■ WHAT IS EXPECTED
Make an exact copy of the records, with the pictures left out.

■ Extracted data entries

....

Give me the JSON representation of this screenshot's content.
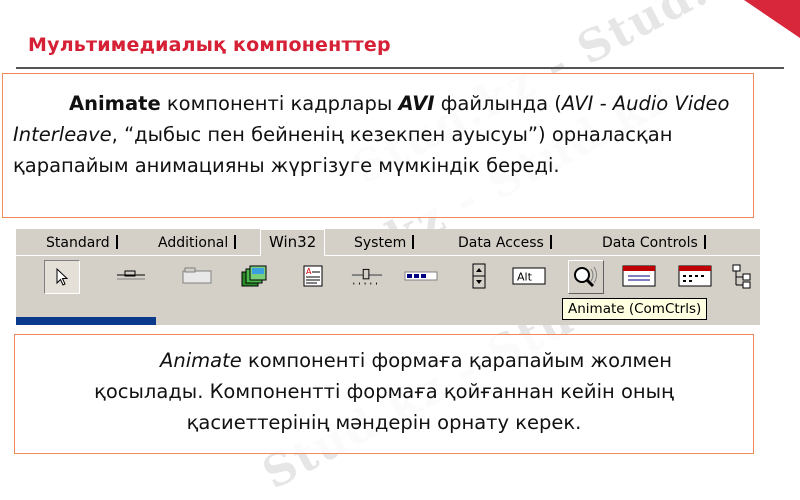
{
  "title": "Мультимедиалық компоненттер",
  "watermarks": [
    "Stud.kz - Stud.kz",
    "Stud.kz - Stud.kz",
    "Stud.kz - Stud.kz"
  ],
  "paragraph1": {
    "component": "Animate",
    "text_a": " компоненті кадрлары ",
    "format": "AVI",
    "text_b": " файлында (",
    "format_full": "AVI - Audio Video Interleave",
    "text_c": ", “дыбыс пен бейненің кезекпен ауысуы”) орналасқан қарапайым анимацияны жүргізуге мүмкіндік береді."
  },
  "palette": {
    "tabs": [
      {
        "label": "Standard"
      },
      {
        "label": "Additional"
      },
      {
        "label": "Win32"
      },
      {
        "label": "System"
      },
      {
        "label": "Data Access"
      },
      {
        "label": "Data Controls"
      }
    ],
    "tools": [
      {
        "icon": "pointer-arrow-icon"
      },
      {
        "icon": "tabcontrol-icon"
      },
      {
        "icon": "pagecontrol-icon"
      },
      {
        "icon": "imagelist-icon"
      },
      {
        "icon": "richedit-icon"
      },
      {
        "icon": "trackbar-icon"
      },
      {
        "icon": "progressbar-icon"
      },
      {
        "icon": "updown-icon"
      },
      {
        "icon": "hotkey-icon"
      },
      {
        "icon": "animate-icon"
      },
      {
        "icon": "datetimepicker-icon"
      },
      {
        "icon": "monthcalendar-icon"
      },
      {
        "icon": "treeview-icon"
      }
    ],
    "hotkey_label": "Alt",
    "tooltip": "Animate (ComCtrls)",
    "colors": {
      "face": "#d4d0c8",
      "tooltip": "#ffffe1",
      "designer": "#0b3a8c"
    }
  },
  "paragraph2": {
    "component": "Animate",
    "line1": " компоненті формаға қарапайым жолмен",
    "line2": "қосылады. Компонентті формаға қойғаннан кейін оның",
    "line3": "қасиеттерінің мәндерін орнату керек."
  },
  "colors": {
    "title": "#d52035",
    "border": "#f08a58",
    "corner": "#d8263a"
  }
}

....

■ SOLVED EXERCISE
Give me the JSON representation of this screenshot's content.
{
  "title": "Мультимедиалық компоненттер",
  "watermarks": [
    "Stud.kz - Stud.kz",
    "Stud.kz - Stud.kz",
    "Stud.kz - Stud.kz"
  ],
  "paragraph1": {
    "component": "Animate",
    "text_a": " компоненті кадрлары ",
    "format": "AVI",
    "text_b": " файлында (",
    "format_full": "AVI - Audio Video Interleave",
    "text_c": ", “дыбыс пен бейненің кезекпен ауысуы”) орналасқан қарапайым анимацияны жүргізуге мүмкіндік береді."
  },
  "palette": {
    "tabs": [
      {
        "label": "Standard"
      },
      {
        "label": "Additional"
      },
      {
        "label": "Win32"
      },
      {
        "label": "System"
      },
      {
        "label": "Data Access"
      },
      {
        "label": "Data Controls"
      }
    ],
    "tools": [
      {
        "icon": "pointer-arrow-icon"
      },
      {
        "icon": "tabcontrol-icon"
      },
      {
        "icon": "pagecontrol-icon"
      },
      {
        "icon": "imagelist-icon"
      },
      {
        "icon": "richedit-icon"
      },
      {
        "icon": "trackbar-icon"
      },
      {
        "icon": "progressbar-icon"
      },
      {
        "icon": "updown-icon"
      },
      {
        "icon": "hotkey-icon"
      },
      {
        "icon": "animate-icon"
      },
      {
        "icon": "datetimepicker-icon"
      },
      {
        "icon": "monthcalendar-icon"
      },
      {
        "icon": "treeview-icon"
      }
    ],
    "hotkey_label": "Alt",
    "tooltip": "Animate (ComCtrls)",
    "colors": {
      "face": "#d4d0c8",
      "tooltip": "#ffffe1",
      "designer": "#0b3a8c"
    }
  },
  "paragraph2": {
    "component": "Animate",
    "line1": " компоненті формаға қарапайым жолмен",
    "line2": "қосылады. Компонентті формаға қойғаннан кейін оның",
    "line3": "қасиеттерінің мәндерін орнату керек."
  },
  "colors": {
    "title": "#d52035",
    "border": "#f08a58",
    "corner": "#d8263a"
  }
}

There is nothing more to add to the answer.